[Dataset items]
--------------------------------

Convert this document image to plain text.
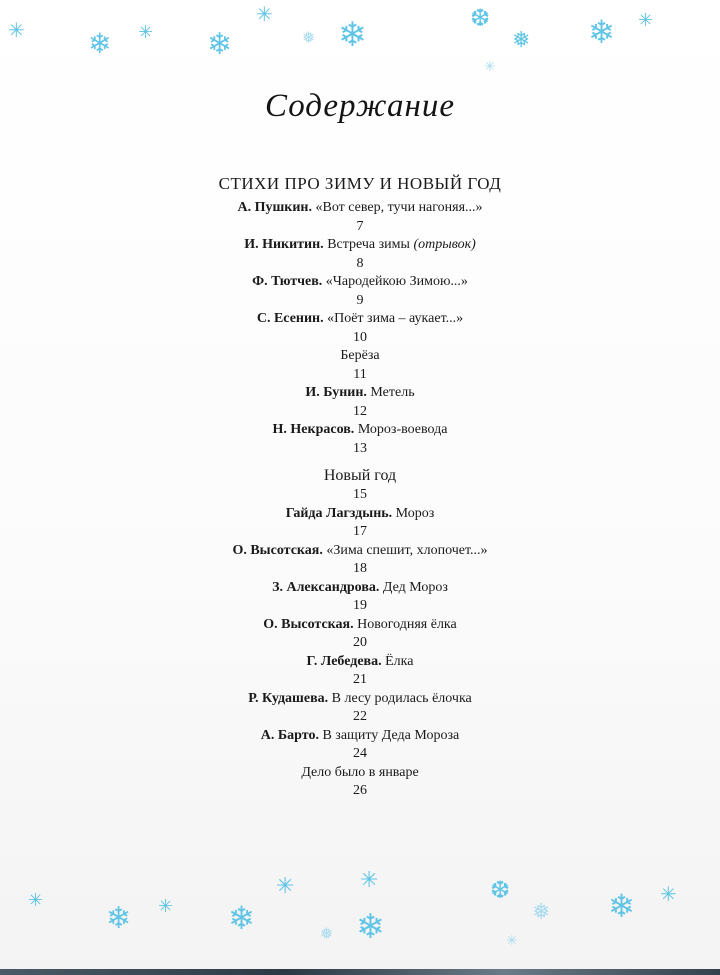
✳ ❄ ✳ ❄
✳
❅ ❄	❆
✳
❅ ❄ ✳
Содержание
СТИХИ ПРО ЗИМУ И НОВЫЙ ГОД
А. Пушкин. «Вот север, тучи нагоняя...»
7
И. Никитин. Встреча зимы (отрывок)
8
Ф. Тютчев. «Чародейкою Зимою...»
9
С. Есенин. «Поёт зима – аукает...»
10
Берёза
11
И. Бунин. Метель
12
Н. Некрасов. Мороз-воевода
13
Новый год
15
Гайда Лагздынь. Мороз
17
О. Высотская. «Зима спешит, хлопочет...»
18
З. Александрова. Дед Мороз
19
О. Высотская. Новогодняя ёлка
20
Г. Лебедева. Ёлка
21
Р. Кудашева. В лесу родилась ёлочка
22
А. Барто. В защиту Деда Мороза
24
Дело было в январе
26
✳
❄ ✳ ❄
✳
❅
✳
❄
❆
✳
❅ ❄ ✳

--------------------------------

> [What to do] Repeat the data in full and exactly. Omit pictures.

> [Solved problem]
Convert this document image to plain text.
✳ ❄ ✳ ❄
✳
❅ ❄	❆
✳
❅ ❄ ✳
Содержание
СТИХИ ПРО ЗИМУ И НОВЫЙ ГОД
А. Пушкин. «Вот север, тучи нагоняя...»
7
И. Никитин. Встреча зимы (отрывок)
8
Ф. Тютчев. «Чародейкою Зимою...»
9
С. Есенин. «Поёт зима – аукает...»
10
Берёза
11
И. Бунин. Метель
12
Н. Некрасов. Мороз-воевода
13
Новый год
15
Гайда Лагздынь. Мороз
17
О. Высотская. «Зима спешит, хлопочет...»
18
З. Александрова. Дед Мороз
19
О. Высотская. Новогодняя ёлка
20
Г. Лебедева. Ёлка
21
Р. Кудашева. В лесу родилась ёлочка
22
А. Барто. В защиту Деда Мороза
24
Дело было в январе
26
✳
❄ ✳ ❄
✳
❅
✳
❄
❆
✳
❅ ❄ ✳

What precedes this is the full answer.